* THE REQUEST:
Review the lines that follow and copy each one that contains the word "abavia".

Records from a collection
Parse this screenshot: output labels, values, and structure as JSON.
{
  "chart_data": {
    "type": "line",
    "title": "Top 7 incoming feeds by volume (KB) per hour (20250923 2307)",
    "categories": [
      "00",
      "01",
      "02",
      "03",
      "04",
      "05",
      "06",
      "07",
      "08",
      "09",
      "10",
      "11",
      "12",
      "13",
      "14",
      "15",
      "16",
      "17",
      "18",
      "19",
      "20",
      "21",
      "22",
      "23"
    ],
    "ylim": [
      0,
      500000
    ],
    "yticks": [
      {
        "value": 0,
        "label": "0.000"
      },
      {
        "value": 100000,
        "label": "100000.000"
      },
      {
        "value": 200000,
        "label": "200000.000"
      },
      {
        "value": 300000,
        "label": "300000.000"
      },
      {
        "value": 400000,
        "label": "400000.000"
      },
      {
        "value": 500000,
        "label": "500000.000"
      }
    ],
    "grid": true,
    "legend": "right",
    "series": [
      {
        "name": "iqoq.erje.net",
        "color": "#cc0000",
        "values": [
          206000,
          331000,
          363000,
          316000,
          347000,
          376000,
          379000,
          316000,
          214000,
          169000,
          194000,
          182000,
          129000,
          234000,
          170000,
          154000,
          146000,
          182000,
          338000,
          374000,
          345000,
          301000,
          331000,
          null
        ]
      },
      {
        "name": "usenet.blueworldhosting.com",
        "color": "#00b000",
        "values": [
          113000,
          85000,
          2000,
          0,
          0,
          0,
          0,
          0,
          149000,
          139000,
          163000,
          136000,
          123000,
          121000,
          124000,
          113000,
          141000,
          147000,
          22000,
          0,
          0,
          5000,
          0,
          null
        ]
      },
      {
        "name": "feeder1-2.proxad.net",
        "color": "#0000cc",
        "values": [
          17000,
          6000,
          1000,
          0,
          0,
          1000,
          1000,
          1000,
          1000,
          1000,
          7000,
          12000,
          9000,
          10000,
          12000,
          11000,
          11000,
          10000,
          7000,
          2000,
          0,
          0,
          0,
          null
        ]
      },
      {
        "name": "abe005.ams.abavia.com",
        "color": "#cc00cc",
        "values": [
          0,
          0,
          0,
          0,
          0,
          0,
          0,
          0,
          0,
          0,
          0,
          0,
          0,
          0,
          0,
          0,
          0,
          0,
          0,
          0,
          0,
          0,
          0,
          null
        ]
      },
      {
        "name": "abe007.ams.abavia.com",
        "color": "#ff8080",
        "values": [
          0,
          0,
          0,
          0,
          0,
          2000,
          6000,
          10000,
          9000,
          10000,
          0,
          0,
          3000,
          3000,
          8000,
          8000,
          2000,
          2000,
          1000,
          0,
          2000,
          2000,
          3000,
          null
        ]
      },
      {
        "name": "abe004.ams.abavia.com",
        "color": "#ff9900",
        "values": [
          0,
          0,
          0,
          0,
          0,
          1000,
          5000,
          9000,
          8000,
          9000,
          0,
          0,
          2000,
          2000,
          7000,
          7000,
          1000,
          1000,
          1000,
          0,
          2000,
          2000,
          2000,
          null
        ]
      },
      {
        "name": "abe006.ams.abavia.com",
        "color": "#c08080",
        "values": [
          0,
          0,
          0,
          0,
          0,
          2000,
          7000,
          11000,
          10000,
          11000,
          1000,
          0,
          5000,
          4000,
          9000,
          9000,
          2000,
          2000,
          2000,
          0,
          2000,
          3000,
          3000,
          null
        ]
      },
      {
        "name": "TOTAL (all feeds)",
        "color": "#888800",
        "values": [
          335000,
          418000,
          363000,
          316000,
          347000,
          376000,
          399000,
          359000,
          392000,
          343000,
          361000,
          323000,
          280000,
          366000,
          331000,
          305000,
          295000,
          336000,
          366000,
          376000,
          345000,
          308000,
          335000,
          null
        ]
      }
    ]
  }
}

* SOLUTION TO THE PROBLEM:
        "name": "abe005.ams.abavia.com",
        "name": "abe007.ams.abavia.com",
        "name": "abe004.ams.abavia.com",
        "name": "abe006.ams.abavia.com",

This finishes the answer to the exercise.